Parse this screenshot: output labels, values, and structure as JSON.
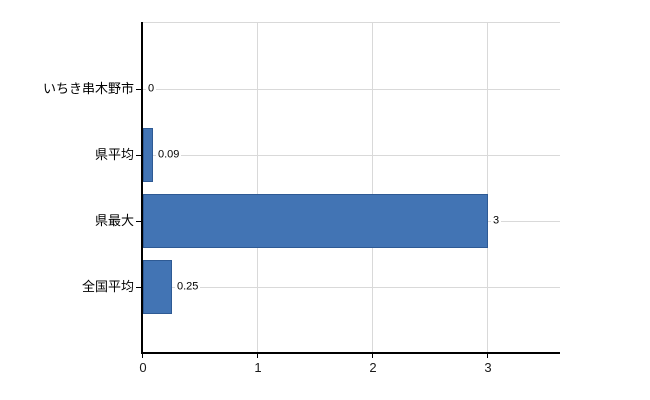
{
  "chart_data": {
    "type": "bar",
    "orientation": "horizontal",
    "title": "",
    "categories": [
      "いちき串木野市",
      "県平均",
      "県最大",
      "全国平均"
    ],
    "values": [
      0,
      0.09,
      3,
      0.25
    ],
    "value_labels": [
      "0",
      "0.09",
      "3",
      "0.25"
    ],
    "x_ticks": [
      "0",
      "1",
      "2",
      "3"
    ],
    "x_tick_values": [
      0,
      1,
      2,
      3
    ],
    "xlim": [
      0,
      3.63
    ],
    "grid": true,
    "legend": false,
    "colors": {
      "bar_fill": "#4274b4",
      "bar_border": "#2e5a94",
      "axis": "#000000",
      "gridline": "#d9d9d9",
      "text": "#000000",
      "background": "#ffffff"
    }
  }
}
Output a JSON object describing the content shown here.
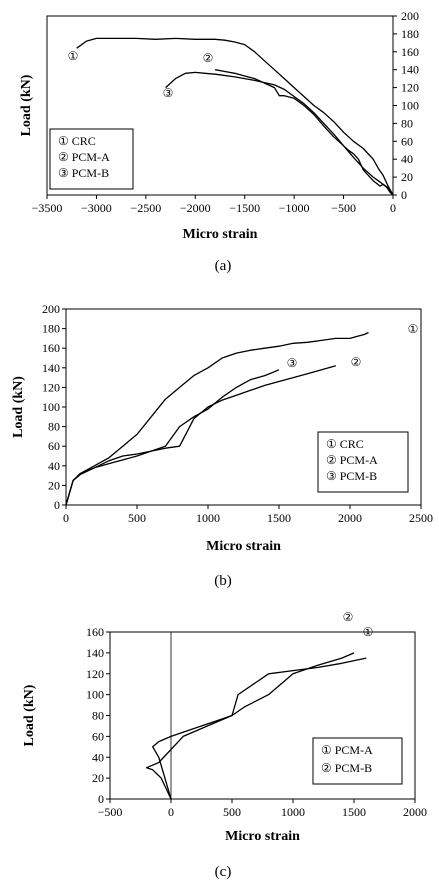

> _What the task asks_
Copy the material shown above in full and exactly. Skip the pictures.

> _Exercise response_
Parse this screenshot: output labels, values, and structure as JSON.
{
  "chart_data": {
    "type": "bar",
    "orientation": "horizontal",
    "title": "",
    "categories": [
      "いちき串木野市",
      "県平均",
      "県最大",
      "全国平均"
    ],
    "values": [
      0,
      0.09,
      3,
      0.25
    ],
    "value_labels": [
      "0",
      "0.09",
      "3",
      "0.25"
    ],
    "x_ticks": [
      "0",
      "1",
      "2",
      "3"
    ],
    "x_tick_values": [
      0,
      1,
      2,
      3
    ],
    "xlim": [
      0,
      3.63
    ],
    "grid": true,
    "legend": false,
    "colors": {
      "bar_fill": "#4274b4",
      "bar_border": "#2e5a94",
      "axis": "#000000",
      "gridline": "#d9d9d9",
      "text": "#000000",
      "background": "#ffffff"
    }
  }
}
Output a JSON object describing the content shown here.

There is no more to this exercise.